> _Task instructions_
Search the records that follow and extract every line containing the string "Tổng".

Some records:

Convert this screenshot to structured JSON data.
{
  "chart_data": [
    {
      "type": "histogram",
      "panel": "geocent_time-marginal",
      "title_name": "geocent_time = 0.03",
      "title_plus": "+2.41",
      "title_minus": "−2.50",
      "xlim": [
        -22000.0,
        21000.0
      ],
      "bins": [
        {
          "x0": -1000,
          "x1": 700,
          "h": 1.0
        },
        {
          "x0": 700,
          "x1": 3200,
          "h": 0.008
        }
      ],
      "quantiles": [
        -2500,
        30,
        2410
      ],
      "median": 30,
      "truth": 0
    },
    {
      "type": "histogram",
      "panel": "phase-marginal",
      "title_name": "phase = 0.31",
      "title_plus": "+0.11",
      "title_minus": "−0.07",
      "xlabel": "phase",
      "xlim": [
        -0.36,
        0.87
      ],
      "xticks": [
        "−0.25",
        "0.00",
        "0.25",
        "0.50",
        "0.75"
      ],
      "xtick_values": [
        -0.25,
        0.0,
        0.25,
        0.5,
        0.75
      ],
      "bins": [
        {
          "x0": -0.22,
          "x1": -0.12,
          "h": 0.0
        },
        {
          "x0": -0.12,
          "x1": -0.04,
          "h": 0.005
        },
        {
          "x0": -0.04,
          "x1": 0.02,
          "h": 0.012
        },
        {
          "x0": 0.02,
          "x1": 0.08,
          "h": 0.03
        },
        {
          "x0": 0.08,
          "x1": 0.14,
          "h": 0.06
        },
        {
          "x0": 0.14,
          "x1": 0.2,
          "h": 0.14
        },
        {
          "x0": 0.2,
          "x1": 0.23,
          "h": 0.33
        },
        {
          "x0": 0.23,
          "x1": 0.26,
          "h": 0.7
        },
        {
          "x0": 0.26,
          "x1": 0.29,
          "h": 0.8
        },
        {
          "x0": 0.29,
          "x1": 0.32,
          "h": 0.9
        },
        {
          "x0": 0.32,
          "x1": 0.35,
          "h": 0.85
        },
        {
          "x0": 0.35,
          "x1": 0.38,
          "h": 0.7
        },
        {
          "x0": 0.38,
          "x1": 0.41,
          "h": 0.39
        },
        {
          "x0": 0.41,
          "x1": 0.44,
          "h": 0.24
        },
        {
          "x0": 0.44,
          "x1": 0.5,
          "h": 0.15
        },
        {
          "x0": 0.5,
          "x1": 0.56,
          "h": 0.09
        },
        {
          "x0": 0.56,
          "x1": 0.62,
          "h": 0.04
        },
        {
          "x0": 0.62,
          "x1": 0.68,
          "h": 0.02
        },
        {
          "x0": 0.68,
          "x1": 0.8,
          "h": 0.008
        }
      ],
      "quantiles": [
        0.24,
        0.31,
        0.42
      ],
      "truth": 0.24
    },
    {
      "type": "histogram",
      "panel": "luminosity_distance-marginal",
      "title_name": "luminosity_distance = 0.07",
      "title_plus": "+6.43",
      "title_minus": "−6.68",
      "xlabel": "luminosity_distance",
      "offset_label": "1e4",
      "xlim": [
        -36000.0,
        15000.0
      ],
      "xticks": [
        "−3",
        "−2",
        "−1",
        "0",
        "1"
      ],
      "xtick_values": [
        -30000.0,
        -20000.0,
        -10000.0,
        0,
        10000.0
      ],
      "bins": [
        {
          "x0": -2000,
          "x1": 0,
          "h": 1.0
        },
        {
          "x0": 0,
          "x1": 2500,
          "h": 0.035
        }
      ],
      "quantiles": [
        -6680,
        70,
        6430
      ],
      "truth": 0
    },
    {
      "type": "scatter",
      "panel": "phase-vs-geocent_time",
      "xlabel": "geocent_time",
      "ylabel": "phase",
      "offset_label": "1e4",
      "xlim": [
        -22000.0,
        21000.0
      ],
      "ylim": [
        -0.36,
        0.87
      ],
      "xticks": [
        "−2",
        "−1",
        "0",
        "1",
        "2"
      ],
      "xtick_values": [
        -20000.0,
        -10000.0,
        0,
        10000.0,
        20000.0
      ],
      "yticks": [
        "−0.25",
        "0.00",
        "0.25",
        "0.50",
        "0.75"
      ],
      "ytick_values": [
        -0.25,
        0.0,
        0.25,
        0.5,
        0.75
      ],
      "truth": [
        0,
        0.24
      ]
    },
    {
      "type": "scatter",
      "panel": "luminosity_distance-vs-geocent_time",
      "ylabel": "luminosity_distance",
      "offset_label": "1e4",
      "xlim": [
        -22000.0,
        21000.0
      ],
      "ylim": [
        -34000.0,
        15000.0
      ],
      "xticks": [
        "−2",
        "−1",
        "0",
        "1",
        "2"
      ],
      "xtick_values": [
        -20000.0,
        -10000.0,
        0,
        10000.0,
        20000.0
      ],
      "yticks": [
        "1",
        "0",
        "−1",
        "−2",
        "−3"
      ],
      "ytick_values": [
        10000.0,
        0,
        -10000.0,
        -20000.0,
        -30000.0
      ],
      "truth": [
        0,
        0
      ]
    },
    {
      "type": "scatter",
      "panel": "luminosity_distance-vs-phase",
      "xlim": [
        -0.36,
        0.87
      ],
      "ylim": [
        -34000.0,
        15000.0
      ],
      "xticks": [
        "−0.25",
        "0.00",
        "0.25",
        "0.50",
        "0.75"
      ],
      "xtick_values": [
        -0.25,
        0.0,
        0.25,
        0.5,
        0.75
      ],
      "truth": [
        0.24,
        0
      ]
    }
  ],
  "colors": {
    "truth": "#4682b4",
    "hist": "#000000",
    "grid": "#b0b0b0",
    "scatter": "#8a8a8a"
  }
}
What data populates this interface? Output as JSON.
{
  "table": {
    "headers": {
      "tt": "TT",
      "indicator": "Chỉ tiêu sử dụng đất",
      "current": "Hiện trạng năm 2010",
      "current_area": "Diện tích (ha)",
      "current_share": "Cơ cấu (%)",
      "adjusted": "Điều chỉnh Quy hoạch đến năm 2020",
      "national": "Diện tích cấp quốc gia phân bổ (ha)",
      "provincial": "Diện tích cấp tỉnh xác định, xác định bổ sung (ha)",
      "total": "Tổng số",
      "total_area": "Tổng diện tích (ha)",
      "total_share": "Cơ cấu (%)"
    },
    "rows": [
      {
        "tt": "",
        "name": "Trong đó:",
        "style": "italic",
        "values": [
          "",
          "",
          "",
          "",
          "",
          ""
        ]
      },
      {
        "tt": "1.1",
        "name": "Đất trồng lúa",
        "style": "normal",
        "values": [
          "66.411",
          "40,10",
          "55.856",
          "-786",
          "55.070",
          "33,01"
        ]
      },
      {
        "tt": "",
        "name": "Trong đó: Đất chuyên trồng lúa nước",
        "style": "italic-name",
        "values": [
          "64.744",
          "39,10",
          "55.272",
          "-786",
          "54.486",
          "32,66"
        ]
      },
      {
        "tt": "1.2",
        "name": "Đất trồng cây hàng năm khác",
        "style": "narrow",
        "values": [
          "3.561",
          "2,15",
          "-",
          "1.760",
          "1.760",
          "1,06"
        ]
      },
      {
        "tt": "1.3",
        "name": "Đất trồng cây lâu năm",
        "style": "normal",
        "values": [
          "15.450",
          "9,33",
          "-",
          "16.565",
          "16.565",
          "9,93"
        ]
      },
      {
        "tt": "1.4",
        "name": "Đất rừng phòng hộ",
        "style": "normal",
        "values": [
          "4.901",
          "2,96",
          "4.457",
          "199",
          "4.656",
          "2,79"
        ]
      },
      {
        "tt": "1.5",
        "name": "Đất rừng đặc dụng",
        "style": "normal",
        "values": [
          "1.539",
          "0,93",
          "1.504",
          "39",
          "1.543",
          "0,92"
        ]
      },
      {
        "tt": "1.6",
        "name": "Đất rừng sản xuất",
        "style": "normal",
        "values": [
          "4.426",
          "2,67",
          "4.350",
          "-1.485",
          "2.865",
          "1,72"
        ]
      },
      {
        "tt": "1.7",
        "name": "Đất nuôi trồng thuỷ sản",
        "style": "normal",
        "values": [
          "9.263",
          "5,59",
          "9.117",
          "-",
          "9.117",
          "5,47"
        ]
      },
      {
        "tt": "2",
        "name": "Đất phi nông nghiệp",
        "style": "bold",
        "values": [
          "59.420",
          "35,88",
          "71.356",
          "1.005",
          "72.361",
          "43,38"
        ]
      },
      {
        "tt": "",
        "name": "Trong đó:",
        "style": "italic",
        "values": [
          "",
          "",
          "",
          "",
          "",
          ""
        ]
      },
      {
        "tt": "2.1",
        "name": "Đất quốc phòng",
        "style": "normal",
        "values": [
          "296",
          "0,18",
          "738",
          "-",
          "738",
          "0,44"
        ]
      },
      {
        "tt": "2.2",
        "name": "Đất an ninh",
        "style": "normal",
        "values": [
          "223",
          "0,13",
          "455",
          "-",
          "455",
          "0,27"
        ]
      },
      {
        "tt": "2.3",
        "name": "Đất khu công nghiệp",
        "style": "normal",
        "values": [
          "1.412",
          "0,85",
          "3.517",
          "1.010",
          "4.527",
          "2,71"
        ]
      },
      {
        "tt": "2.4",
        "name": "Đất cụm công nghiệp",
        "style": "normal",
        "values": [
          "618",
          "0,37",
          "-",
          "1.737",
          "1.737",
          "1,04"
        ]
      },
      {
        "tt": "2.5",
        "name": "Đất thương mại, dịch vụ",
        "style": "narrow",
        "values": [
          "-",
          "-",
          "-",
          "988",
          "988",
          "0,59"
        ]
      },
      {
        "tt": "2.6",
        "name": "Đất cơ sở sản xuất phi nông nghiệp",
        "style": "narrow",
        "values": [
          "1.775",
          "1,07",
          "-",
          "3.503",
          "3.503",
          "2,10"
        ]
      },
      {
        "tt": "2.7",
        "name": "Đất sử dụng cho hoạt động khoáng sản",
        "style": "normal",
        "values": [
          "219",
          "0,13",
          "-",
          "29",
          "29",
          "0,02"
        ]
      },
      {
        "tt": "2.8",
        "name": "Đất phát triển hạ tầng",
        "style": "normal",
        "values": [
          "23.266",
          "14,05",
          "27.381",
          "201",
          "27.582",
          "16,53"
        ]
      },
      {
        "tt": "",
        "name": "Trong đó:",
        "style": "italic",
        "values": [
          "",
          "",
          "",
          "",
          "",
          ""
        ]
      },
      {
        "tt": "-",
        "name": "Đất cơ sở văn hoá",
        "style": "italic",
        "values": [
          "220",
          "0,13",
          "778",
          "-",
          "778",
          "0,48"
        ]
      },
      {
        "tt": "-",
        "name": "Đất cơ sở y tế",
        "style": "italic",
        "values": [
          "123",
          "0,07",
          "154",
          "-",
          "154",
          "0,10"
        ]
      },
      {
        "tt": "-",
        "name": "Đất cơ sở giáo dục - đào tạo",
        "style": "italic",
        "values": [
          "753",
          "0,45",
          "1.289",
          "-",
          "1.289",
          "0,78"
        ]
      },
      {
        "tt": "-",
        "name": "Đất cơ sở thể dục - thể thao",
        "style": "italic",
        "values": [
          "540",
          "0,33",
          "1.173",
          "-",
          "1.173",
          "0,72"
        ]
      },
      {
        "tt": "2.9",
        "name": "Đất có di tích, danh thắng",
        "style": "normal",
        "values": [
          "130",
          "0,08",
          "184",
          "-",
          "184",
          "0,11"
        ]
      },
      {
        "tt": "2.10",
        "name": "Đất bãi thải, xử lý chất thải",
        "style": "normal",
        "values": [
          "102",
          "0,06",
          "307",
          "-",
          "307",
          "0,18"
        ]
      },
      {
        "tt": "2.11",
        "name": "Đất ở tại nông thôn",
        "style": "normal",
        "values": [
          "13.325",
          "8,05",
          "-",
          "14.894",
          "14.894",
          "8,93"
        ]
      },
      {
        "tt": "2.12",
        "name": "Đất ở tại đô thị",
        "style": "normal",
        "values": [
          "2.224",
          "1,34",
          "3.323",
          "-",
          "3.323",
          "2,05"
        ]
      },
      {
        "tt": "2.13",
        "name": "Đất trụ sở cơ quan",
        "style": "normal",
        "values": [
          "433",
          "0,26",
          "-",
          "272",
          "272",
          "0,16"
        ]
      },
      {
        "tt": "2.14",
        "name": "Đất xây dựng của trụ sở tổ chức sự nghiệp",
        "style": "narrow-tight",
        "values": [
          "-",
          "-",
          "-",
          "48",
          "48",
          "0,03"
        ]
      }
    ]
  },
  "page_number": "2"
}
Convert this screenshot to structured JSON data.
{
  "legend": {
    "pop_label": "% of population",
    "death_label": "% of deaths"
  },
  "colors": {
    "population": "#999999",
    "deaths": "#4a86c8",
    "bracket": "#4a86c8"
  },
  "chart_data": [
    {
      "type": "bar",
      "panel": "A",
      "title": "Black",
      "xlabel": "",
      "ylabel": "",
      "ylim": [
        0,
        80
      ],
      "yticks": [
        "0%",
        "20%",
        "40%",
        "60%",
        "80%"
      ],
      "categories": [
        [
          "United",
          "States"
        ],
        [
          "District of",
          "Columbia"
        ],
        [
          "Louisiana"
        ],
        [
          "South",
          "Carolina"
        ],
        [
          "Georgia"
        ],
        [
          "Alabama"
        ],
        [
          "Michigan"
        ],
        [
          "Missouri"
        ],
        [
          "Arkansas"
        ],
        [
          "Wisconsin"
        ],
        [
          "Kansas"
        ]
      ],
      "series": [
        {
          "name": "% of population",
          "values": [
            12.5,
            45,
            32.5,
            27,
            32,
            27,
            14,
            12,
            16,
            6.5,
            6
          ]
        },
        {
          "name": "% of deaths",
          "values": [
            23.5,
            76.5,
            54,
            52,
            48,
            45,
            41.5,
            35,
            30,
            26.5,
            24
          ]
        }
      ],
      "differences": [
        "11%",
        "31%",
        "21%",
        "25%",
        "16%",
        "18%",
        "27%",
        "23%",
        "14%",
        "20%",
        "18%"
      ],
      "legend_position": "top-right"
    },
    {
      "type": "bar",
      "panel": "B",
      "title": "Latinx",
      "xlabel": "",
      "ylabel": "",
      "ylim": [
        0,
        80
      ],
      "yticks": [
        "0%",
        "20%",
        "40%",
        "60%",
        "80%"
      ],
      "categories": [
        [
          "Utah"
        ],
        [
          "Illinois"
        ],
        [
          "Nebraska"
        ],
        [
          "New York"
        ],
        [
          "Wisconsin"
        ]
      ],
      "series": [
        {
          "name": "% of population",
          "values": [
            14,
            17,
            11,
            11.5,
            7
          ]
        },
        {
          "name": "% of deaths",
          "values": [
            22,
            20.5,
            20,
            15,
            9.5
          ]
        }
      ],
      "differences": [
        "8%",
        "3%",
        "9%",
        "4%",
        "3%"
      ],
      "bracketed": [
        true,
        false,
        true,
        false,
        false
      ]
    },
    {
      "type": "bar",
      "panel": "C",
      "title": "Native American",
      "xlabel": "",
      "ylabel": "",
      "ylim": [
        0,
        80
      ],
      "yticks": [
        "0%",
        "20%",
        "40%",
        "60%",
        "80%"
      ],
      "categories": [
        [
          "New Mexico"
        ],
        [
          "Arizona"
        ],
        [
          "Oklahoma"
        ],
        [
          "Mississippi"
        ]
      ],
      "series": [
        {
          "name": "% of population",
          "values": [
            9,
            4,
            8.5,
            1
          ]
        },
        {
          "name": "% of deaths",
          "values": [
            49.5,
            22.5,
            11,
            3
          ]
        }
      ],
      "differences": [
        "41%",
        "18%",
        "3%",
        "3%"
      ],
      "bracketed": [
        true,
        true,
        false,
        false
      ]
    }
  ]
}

> _Answer for this exercise_
      "total": "Tổng số",
      "total_area": "Tổng diện tích (ha)",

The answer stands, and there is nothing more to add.